Write out each line exactly as given. Leave the pictures out of your copy.

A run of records
++++
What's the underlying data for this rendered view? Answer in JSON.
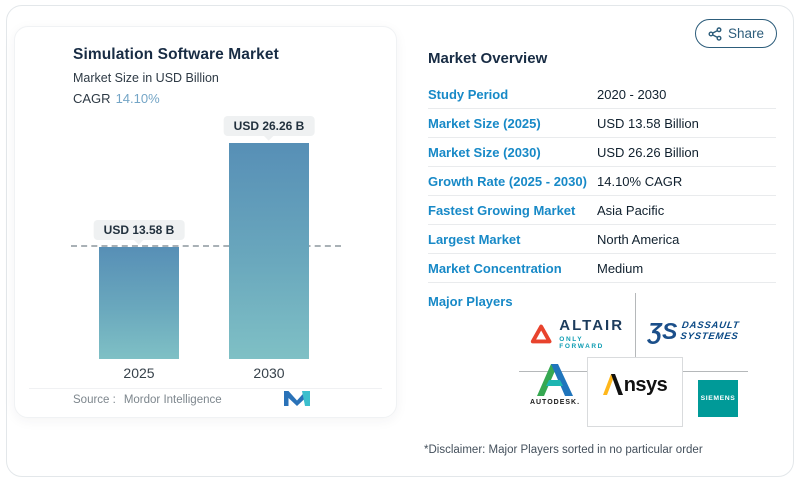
{
  "share": {
    "label": "Share"
  },
  "chart_card": {
    "title": "Simulation Software Market",
    "subtitle": "Market Size in USD Billion",
    "cagr_label": "CAGR",
    "cagr_value": "14.10%",
    "source_label": "Source :",
    "source_value": "Mordor Intelligence"
  },
  "chart_data": {
    "type": "bar",
    "categories": [
      "2025",
      "2030"
    ],
    "values": [
      13.58,
      26.26
    ],
    "value_labels": [
      "USD 13.58 B",
      "USD 26.26 B"
    ],
    "title": "Simulation Software Market",
    "ylabel": "Market Size in USD Billion",
    "baseline_dashed_at": 13.58,
    "bar_gradient": [
      "#578fb6",
      "#7fc0c5"
    ]
  },
  "overview": {
    "title": "Market Overview",
    "rows": [
      {
        "label": "Study Period",
        "value": "2020 - 2030"
      },
      {
        "label": "Market Size (2025)",
        "value": "USD 13.58 Billion"
      },
      {
        "label": "Market Size (2030)",
        "value": "USD 26.26 Billion"
      },
      {
        "label": "Growth Rate (2025 - 2030)",
        "value": "14.10% CAGR"
      },
      {
        "label": "Fastest Growing Market",
        "value": "Asia Pacific"
      },
      {
        "label": "Largest Market",
        "value": "North America"
      },
      {
        "label": "Market Concentration",
        "value": "Medium"
      }
    ],
    "major_players_label": "Major Players",
    "players": [
      "Altair",
      "Dassault Systemes",
      "Autodesk",
      "Ansys",
      "Siemens"
    ],
    "disclaimer": "*Disclaimer: Major Players sorted in no particular order"
  },
  "logos": {
    "altair": {
      "name": "ALTAIR",
      "tagline": "ONLY FORWARD"
    },
    "dassault": {
      "glyph": "ƷS",
      "line1": "DASSAULT",
      "line2": "SYSTEMES"
    },
    "autodesk": {
      "name": "AUTODESK."
    },
    "ansys": {
      "name": "nsys"
    },
    "siemens": {
      "name": "SIEMENS"
    }
  },
  "colors": {
    "label_blue": "#1789c7",
    "title_navy": "#182c44",
    "cagr_blue": "#74a5c6",
    "bar_top": "#578fb6",
    "bar_bottom": "#7fc0c5",
    "share_navy": "#2d5d7b",
    "siemens_teal": "#009a98",
    "altair_red": "#e8432d",
    "altair_teal": "#0f9db3",
    "dassault_blue": "#0b4a86",
    "ansys_gold": "#ffb71b",
    "autodesk_green": "#36a852",
    "autodesk_blue": "#2075bc"
  }
}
++++
Completed task:
What's the underlying data for this rendered view? Answer in JSON.
{
  "share": {
    "label": "Share"
  },
  "chart_card": {
    "title": "Simulation Software Market",
    "subtitle": "Market Size in USD Billion",
    "cagr_label": "CAGR",
    "cagr_value": "14.10%",
    "source_label": "Source :",
    "source_value": "Mordor Intelligence"
  },
  "chart_data": {
    "type": "bar",
    "categories": [
      "2025",
      "2030"
    ],
    "values": [
      13.58,
      26.26
    ],
    "value_labels": [
      "USD 13.58 B",
      "USD 26.26 B"
    ],
    "title": "Simulation Software Market",
    "ylabel": "Market Size in USD Billion",
    "baseline_dashed_at": 13.58,
    "bar_gradient": [
      "#578fb6",
      "#7fc0c5"
    ]
  },
  "overview": {
    "title": "Market Overview",
    "rows": [
      {
        "label": "Study Period",
        "value": "2020 - 2030"
      },
      {
        "label": "Market Size (2025)",
        "value": "USD 13.58 Billion"
      },
      {
        "label": "Market Size (2030)",
        "value": "USD 26.26 Billion"
      },
      {
        "label": "Growth Rate (2025 - 2030)",
        "value": "14.10% CAGR"
      },
      {
        "label": "Fastest Growing Market",
        "value": "Asia Pacific"
      },
      {
        "label": "Largest Market",
        "value": "North America"
      },
      {
        "label": "Market Concentration",
        "value": "Medium"
      }
    ],
    "major_players_label": "Major Players",
    "players": [
      "Altair",
      "Dassault Systemes",
      "Autodesk",
      "Ansys",
      "Siemens"
    ],
    "disclaimer": "*Disclaimer: Major Players sorted in no particular order"
  },
  "logos": {
    "altair": {
      "name": "ALTAIR",
      "tagline": "ONLY FORWARD"
    },
    "dassault": {
      "glyph": "ƷS",
      "line1": "DASSAULT",
      "line2": "SYSTEMES"
    },
    "autodesk": {
      "name": "AUTODESK."
    },
    "ansys": {
      "name": "nsys"
    },
    "siemens": {
      "name": "SIEMENS"
    }
  },
  "colors": {
    "label_blue": "#1789c7",
    "title_navy": "#182c44",
    "cagr_blue": "#74a5c6",
    "bar_top": "#578fb6",
    "bar_bottom": "#7fc0c5",
    "share_navy": "#2d5d7b",
    "siemens_teal": "#009a98",
    "altair_red": "#e8432d",
    "altair_teal": "#0f9db3",
    "dassault_blue": "#0b4a86",
    "ansys_gold": "#ffb71b",
    "autodesk_green": "#36a852",
    "autodesk_blue": "#2075bc"
  }
}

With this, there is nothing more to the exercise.